**To be done:** Change every "annotation-subscript" to "label-subscript" in the listing, everything from the line containing "Identify all the" down to the line containing "chart-caption: X —", and return only those lines with nothing else altered. Leave the pictures out of your answer.

**Given entries:**
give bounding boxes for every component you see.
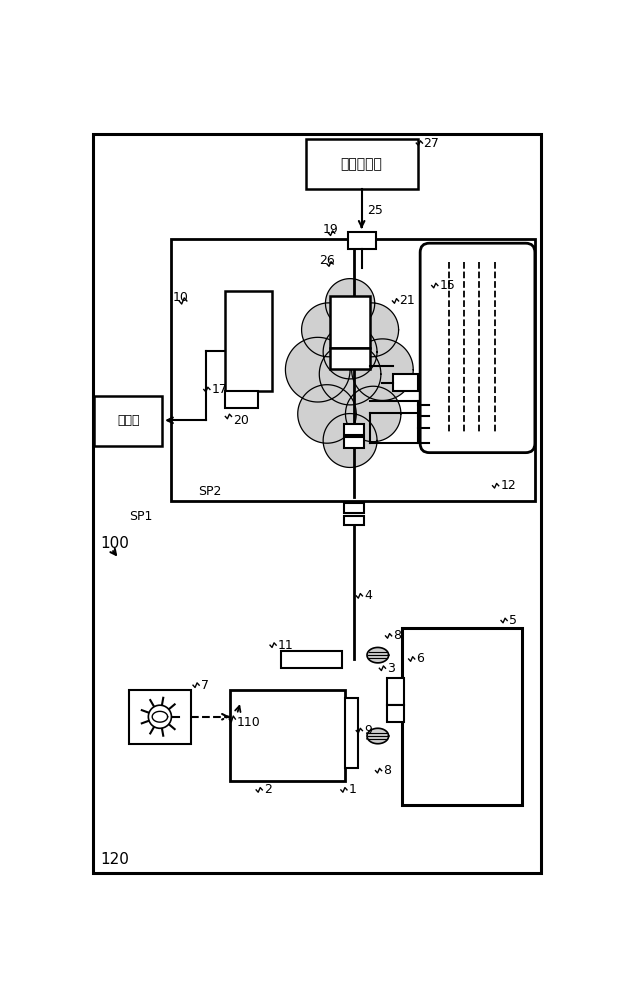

--

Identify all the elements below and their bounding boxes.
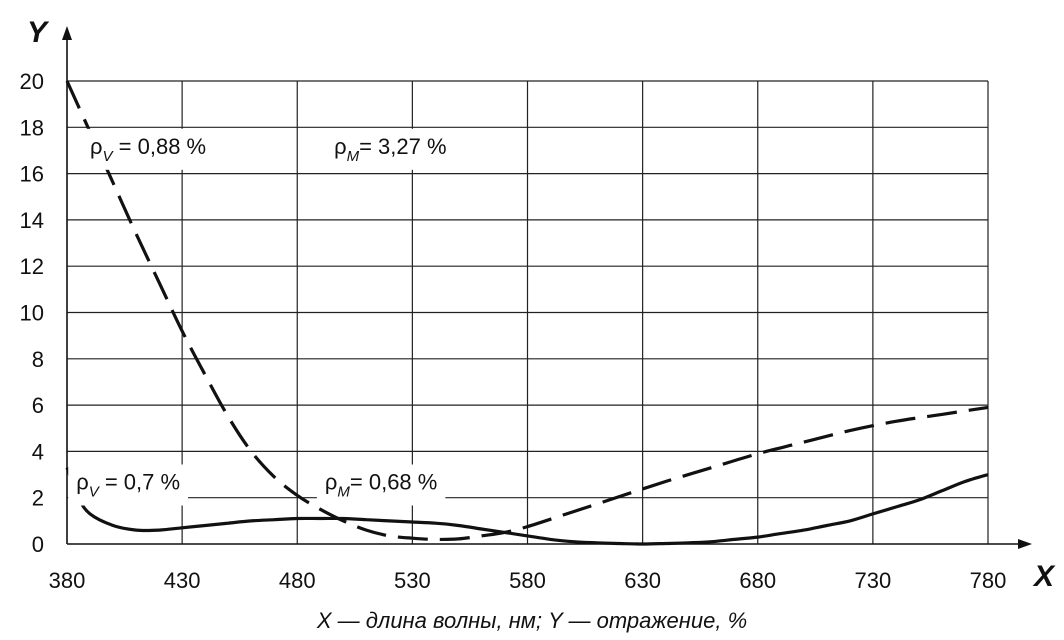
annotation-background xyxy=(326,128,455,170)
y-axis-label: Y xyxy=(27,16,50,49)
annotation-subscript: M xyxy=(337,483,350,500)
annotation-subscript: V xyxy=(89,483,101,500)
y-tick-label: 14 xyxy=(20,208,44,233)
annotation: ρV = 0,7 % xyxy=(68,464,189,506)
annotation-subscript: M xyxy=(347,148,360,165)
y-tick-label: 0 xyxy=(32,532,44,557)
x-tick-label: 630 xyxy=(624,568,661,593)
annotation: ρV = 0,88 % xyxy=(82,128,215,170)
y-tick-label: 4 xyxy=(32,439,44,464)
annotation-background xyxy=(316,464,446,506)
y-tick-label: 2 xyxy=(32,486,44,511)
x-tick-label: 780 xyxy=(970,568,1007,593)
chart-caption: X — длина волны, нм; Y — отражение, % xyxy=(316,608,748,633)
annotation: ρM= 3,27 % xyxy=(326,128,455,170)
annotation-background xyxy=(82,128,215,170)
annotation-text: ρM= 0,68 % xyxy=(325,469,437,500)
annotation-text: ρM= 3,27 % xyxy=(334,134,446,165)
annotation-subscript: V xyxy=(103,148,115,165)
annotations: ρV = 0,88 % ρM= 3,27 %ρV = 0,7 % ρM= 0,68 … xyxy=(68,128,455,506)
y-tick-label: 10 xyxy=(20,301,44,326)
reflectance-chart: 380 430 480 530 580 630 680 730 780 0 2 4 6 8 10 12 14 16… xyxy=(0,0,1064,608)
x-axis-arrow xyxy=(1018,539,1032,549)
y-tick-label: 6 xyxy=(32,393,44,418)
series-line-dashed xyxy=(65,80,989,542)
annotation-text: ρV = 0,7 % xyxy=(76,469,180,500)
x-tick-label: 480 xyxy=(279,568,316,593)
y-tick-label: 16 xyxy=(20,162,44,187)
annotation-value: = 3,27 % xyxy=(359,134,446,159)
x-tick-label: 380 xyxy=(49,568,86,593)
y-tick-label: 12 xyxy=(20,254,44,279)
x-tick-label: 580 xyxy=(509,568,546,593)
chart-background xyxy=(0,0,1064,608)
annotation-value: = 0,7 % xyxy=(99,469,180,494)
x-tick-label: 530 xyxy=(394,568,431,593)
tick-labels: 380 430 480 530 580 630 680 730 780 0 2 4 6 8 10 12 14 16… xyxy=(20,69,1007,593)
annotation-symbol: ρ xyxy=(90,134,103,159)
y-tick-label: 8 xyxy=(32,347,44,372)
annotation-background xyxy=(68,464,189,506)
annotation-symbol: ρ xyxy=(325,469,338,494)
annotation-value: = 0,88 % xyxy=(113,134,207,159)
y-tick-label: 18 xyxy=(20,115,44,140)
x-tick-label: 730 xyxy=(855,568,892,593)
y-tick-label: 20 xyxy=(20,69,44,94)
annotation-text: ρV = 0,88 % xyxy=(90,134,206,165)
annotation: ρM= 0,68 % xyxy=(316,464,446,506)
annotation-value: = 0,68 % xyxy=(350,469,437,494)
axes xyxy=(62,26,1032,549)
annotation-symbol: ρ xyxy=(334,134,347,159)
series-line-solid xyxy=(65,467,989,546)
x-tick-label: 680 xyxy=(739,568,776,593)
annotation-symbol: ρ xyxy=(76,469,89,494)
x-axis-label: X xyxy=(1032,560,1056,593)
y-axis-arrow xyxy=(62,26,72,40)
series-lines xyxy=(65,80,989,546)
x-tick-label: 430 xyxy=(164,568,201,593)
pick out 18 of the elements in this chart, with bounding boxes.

==

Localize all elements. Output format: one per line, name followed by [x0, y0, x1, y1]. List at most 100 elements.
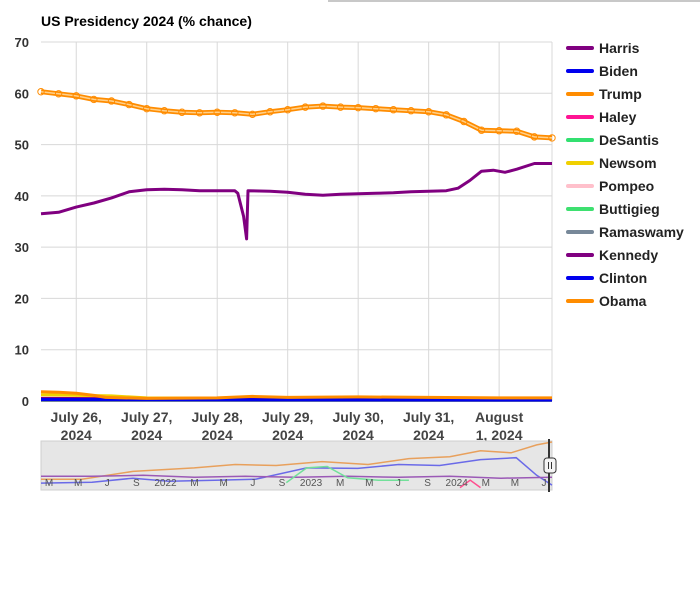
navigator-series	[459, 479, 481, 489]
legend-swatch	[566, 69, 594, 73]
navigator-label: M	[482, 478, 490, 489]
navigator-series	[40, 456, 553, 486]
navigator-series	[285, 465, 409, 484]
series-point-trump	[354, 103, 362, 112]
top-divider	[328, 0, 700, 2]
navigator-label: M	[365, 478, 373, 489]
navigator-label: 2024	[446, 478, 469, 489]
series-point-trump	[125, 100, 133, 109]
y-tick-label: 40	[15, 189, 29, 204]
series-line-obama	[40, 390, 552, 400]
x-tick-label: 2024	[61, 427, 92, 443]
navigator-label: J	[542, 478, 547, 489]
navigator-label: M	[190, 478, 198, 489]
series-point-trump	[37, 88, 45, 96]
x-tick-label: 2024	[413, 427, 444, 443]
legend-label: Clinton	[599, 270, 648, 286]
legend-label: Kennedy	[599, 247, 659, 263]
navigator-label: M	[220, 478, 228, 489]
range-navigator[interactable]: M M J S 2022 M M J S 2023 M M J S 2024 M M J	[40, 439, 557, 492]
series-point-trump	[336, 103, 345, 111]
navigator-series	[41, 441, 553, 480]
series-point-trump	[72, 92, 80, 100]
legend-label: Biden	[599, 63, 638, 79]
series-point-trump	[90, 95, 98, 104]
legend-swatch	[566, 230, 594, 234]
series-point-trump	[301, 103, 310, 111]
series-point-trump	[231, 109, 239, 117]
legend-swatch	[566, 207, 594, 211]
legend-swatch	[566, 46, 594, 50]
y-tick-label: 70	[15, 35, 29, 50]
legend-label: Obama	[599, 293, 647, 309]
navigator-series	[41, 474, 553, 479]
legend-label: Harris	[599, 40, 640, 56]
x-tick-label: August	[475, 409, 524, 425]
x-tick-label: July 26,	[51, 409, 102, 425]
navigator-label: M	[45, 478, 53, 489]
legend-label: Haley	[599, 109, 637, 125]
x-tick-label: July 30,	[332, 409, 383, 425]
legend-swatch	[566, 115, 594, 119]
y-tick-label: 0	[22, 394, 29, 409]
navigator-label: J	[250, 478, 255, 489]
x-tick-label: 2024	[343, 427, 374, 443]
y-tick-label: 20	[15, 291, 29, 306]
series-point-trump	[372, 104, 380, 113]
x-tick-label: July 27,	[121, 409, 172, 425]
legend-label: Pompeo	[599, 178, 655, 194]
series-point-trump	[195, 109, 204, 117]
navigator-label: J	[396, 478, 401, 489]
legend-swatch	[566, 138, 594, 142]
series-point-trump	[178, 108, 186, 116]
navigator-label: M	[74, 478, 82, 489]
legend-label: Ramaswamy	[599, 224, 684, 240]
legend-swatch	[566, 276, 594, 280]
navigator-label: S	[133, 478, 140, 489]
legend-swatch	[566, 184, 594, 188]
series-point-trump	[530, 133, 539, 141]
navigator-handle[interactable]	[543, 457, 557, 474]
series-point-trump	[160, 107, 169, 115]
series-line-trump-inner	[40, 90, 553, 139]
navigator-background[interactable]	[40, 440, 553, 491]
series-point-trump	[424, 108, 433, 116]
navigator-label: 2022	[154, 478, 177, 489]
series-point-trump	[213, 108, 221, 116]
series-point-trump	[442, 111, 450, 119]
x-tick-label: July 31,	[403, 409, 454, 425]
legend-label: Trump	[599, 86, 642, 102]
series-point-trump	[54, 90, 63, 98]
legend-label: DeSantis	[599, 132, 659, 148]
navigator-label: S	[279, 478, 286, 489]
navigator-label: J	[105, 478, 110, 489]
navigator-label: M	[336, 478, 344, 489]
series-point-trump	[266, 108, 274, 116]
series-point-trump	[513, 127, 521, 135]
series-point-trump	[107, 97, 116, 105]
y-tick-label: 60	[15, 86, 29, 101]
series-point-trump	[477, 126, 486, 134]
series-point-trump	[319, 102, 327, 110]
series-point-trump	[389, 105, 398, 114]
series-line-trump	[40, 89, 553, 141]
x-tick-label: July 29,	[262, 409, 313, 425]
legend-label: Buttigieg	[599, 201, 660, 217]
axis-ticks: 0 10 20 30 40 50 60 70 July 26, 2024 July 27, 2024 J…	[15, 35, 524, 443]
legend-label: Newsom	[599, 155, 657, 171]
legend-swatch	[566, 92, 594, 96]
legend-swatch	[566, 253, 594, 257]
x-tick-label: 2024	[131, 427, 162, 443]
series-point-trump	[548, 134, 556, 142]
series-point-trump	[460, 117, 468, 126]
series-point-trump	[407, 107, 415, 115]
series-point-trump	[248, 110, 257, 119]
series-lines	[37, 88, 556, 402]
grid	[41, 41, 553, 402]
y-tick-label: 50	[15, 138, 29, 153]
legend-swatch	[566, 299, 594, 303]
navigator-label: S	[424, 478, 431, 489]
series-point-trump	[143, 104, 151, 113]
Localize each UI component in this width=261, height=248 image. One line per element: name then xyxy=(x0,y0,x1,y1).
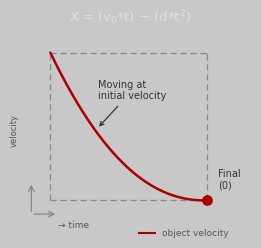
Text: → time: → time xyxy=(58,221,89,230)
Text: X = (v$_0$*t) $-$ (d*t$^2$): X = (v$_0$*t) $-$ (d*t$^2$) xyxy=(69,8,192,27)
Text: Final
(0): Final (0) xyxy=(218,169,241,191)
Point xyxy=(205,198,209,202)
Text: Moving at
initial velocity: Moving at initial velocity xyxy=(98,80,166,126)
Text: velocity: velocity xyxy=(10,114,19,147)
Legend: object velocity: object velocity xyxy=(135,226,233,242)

**Solution to this exercise:**
Identify all the elements below and their bounding boxes.
annotation-background xyxy=(326,128,455,170)
y-axis-label: Y xyxy=(27,16,50,49)
label-subscript: M xyxy=(337,483,350,500)
label-subscript: V xyxy=(89,483,101,500)
y-tick-label: 14 xyxy=(20,208,44,233)
annotation: ρV = 0,7 % xyxy=(68,464,189,506)
label-subscript: M xyxy=(347,148,360,165)
y-tick-label: 0 xyxy=(32,532,44,557)
x-tick-label: 630 xyxy=(624,568,661,593)
annotation: ρV = 0,88 % xyxy=(82,128,215,170)
y-tick-label: 4 xyxy=(32,439,44,464)
annotation-background xyxy=(316,464,446,506)
y-tick-label: 2 xyxy=(32,486,44,511)
x-tick-label: 780 xyxy=(970,568,1007,593)
chart-caption: X — длина волны, нм; Y — отражение, % xyxy=(316,608,748,633)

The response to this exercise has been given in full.